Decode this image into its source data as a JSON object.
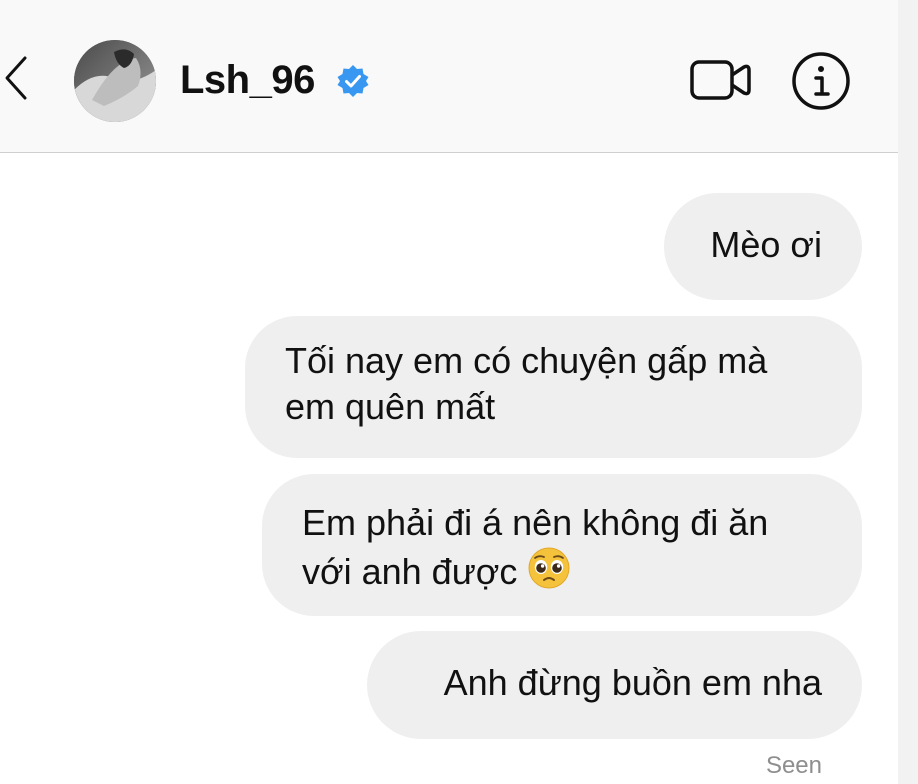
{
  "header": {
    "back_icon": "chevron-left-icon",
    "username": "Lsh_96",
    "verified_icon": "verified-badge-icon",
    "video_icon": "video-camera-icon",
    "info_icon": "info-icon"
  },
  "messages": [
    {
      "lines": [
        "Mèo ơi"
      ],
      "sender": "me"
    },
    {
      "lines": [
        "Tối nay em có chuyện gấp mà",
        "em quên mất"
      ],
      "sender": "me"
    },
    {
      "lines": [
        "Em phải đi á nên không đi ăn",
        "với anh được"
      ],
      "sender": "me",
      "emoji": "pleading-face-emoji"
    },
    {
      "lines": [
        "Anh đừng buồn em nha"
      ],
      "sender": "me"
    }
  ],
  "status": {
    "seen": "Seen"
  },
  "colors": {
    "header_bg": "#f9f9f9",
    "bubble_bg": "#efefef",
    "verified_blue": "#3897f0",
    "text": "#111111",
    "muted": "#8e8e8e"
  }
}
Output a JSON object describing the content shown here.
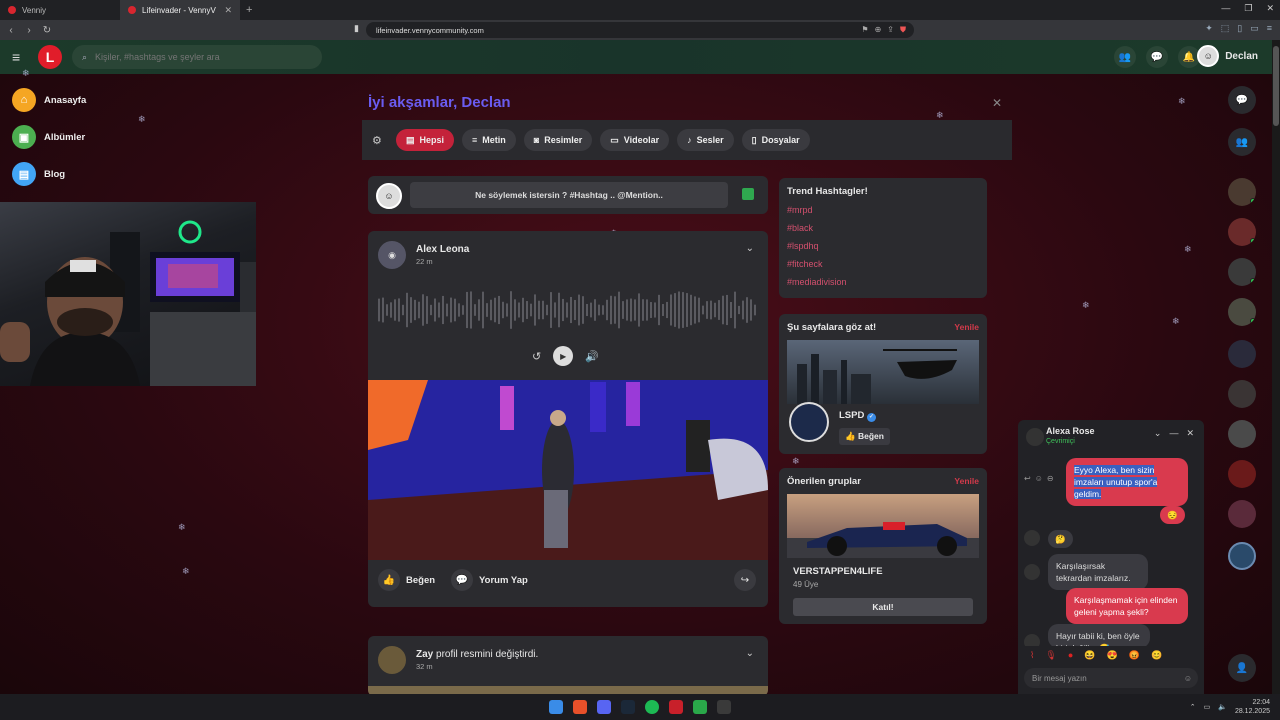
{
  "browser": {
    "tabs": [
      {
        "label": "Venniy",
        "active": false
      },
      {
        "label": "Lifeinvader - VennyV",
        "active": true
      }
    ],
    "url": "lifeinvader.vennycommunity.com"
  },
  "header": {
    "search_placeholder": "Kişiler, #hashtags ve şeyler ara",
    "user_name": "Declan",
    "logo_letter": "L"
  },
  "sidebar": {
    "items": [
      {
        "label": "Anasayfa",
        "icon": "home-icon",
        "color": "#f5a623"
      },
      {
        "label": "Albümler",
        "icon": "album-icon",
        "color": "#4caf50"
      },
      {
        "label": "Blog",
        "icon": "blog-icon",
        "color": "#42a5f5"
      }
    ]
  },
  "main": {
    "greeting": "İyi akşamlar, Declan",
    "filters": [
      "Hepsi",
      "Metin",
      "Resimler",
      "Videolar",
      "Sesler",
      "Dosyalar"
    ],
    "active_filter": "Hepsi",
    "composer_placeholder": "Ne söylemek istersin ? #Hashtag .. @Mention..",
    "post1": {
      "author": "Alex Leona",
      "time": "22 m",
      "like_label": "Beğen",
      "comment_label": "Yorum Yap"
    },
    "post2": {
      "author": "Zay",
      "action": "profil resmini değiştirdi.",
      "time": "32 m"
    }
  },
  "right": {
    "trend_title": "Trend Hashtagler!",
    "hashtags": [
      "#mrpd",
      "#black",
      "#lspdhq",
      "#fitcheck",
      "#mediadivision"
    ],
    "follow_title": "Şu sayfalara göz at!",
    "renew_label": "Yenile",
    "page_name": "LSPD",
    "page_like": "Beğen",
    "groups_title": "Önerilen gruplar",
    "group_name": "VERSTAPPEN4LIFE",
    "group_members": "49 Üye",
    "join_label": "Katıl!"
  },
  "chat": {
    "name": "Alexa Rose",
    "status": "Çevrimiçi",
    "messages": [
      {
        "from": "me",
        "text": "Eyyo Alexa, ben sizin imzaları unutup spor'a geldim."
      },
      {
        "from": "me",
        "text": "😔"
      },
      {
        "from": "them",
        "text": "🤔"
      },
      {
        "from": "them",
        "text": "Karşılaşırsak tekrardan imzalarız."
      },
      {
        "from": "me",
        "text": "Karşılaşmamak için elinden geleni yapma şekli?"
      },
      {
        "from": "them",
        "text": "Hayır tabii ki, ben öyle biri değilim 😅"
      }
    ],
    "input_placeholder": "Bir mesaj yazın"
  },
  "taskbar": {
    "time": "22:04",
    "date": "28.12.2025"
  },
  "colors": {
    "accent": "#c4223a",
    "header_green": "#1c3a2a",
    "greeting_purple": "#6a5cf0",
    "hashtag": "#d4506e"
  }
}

• • • •

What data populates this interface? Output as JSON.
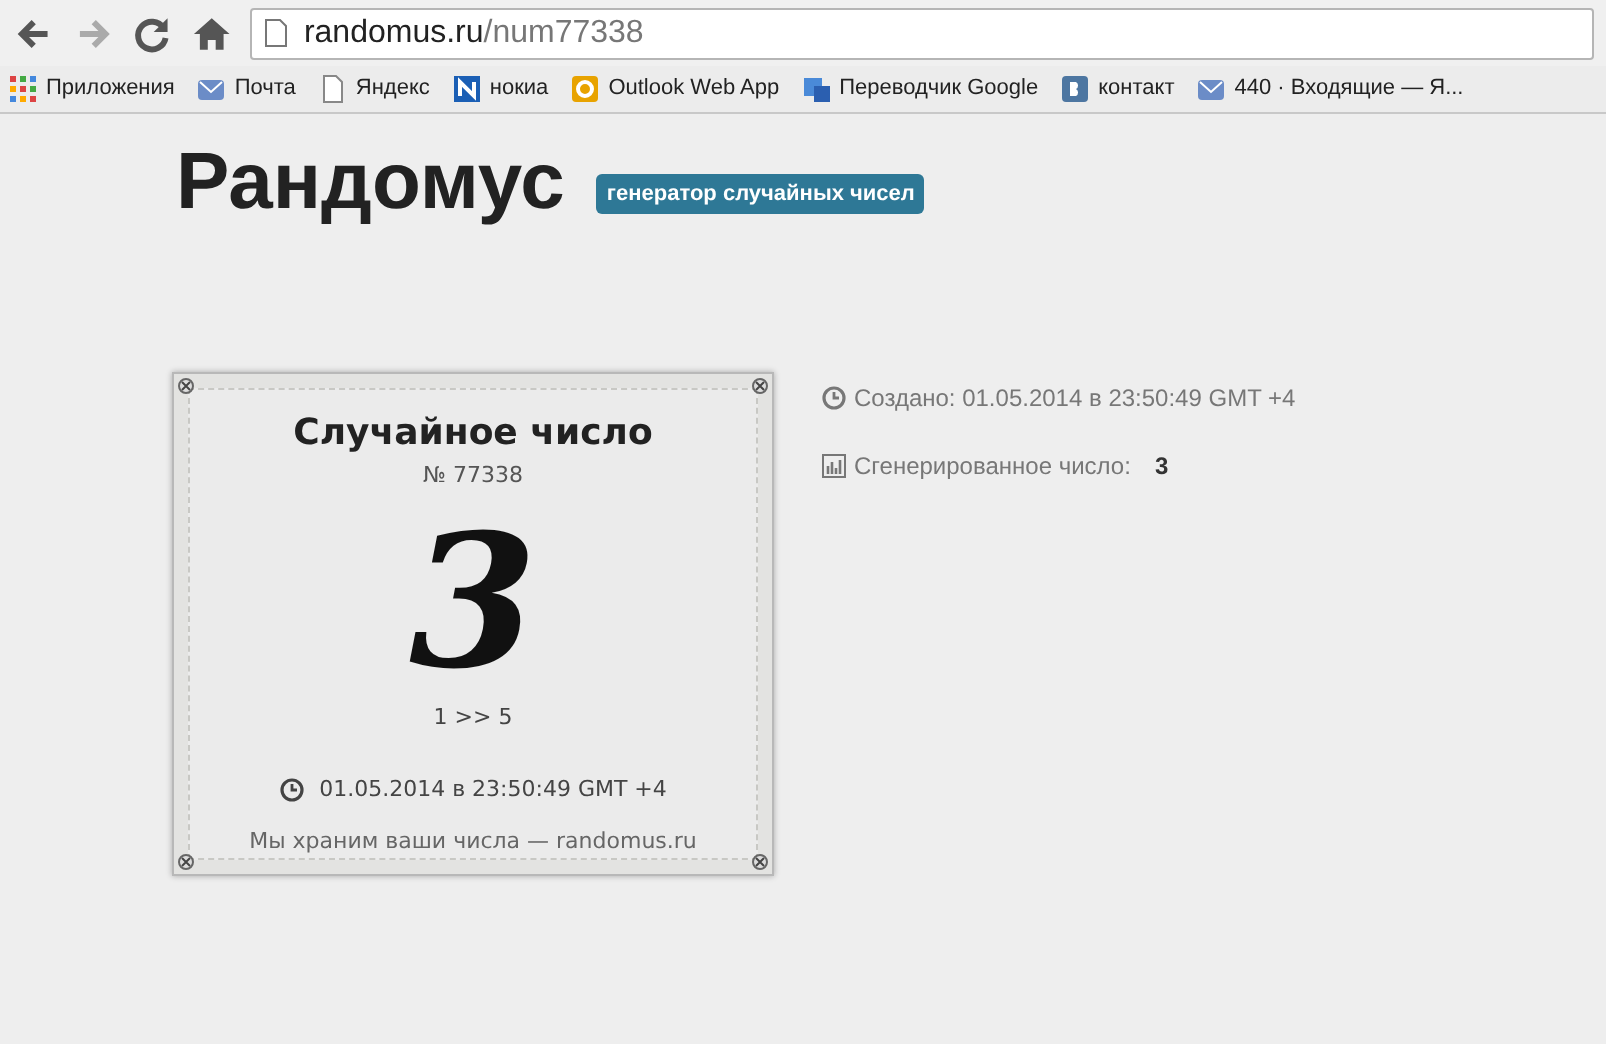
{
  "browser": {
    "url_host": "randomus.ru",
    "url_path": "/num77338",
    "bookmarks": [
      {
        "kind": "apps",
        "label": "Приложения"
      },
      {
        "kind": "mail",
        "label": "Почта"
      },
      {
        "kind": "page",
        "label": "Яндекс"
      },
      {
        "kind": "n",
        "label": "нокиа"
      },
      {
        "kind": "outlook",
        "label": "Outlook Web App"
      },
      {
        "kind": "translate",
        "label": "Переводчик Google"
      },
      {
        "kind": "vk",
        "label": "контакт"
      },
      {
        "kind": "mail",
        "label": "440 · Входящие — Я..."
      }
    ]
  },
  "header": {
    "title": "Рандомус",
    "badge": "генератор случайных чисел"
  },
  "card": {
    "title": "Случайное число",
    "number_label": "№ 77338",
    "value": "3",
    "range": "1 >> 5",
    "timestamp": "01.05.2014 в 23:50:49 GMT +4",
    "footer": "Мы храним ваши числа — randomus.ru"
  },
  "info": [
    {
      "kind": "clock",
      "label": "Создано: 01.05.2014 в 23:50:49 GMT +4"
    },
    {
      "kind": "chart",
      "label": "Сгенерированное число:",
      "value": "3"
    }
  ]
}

• • • •

For the entries above, state how many lines contain the word "icon". Provide the number by itself.

7